TASK DATA.
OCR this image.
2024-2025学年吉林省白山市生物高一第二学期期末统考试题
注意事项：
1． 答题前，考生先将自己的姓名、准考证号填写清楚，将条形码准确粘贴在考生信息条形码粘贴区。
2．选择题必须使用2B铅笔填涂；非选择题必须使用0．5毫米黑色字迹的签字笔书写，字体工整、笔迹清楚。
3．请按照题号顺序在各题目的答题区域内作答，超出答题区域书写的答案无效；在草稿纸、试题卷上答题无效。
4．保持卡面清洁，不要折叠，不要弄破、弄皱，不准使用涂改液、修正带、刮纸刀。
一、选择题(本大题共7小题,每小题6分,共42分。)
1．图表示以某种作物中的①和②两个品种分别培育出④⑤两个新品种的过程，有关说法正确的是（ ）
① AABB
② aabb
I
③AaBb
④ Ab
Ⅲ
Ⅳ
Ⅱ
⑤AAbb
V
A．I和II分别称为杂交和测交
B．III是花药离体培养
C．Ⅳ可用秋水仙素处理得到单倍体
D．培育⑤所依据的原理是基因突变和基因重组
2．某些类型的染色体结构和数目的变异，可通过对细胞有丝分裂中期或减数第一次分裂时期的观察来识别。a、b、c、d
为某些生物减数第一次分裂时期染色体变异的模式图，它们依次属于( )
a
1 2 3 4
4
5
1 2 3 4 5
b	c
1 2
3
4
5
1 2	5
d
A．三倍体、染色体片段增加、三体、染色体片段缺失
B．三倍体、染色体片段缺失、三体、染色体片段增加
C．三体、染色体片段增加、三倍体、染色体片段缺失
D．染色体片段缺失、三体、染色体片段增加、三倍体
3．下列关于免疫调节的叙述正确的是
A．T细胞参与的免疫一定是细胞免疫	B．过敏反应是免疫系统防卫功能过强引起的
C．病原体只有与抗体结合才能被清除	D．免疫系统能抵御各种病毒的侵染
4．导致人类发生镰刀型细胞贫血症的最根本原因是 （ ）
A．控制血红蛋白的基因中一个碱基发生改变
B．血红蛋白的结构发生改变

TASK DETAILS.
Of the lines above, copy each that contains "染色体片段增加".

EXERCISE SOLUTION.
A．三倍体、染色体片段增加、三体、染色体片段缺失
B．三倍体、染色体片段缺失、三体、染色体片段增加
C．三体、染色体片段增加、三倍体、染色体片段缺失
D．染色体片段缺失、三体、染色体片段增加、三倍体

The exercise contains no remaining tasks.